Data excerpts
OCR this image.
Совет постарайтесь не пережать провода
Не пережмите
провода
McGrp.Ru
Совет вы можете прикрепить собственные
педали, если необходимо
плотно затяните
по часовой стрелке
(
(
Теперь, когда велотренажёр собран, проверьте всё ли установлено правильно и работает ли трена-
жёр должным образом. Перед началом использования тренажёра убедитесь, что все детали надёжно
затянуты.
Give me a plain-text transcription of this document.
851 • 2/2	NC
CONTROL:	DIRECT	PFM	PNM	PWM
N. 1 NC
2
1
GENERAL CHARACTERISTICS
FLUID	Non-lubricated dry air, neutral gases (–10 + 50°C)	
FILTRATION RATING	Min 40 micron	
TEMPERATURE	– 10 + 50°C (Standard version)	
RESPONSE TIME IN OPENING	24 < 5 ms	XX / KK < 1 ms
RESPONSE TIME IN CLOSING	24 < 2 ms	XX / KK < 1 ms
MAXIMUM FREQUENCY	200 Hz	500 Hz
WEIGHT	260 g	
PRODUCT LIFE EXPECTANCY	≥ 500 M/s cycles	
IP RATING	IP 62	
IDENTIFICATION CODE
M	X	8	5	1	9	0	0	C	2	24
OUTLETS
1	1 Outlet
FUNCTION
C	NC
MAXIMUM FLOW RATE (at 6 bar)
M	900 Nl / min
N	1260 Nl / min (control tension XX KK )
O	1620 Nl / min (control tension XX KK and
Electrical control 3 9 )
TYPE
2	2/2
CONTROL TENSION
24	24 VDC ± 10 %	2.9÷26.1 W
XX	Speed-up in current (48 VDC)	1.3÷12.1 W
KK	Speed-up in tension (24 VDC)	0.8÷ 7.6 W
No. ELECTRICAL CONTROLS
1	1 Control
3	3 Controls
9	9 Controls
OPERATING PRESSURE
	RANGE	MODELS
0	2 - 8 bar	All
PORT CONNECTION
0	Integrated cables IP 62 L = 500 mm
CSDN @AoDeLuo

* [STATED PROBLEM]
Write out every record, exactly as written.

* [SOLUTION FOR THIS EXERCISE]
OCR this image.
Совет постарайтесь не пережать провода
Не пережмите
провода
McGrp.Ru
Совет вы можете прикрепить собственные
педали, если необходимо
плотно затяните
по часовой стрелке
(
(
Теперь, когда велотренажёр собран, проверьте всё ли установлено правильно и работает ли трена-
жёр должным образом. Перед началом использования тренажёра убедитесь, что все детали надёжно
затянуты.
Give me a plain-text transcription of this document.
851 • 2/2	NC
CONTROL:	DIRECT	PFM	PNM	PWM
N. 1 NC
2
1
GENERAL CHARACTERISTICS
FLUID	Non-lubricated dry air, neutral gases (–10 + 50°C)	
FILTRATION RATING	Min 40 micron	
TEMPERATURE	– 10 + 50°C (Standard version)	
RESPONSE TIME IN OPENING	24 < 5 ms	XX / KK < 1 ms
RESPONSE TIME IN CLOSING	24 < 2 ms	XX / KK < 1 ms
MAXIMUM FREQUENCY	200 Hz	500 Hz
WEIGHT	260 g	
PRODUCT LIFE EXPECTANCY	≥ 500 M/s cycles	
IP RATING	IP 62	
IDENTIFICATION CODE
M	X	8	5	1	9	0	0	C	2	24
OUTLETS
1	1 Outlet
FUNCTION
C	NC
MAXIMUM FLOW RATE (at 6 bar)
M	900 Nl / min
N	1260 Nl / min (control tension XX KK )
O	1620 Nl / min (control tension XX KK and
Electrical control 3 9 )
TYPE
2	2/2
CONTROL TENSION
24	24 VDC ± 10 %	2.9÷26.1 W
XX	Speed-up in current (48 VDC)	1.3÷12.1 W
KK	Speed-up in tension (24 VDC)	0.8÷ 7.6 W
No. ELECTRICAL CONTROLS
1	1 Control
3	3 Controls
9	9 Controls
OPERATING PRESSURE
	RANGE	MODELS
0	2 - 8 bar	All
PORT CONNECTION
0	Integrated cables IP 62 L = 500 mm
CSDN @AoDeLuo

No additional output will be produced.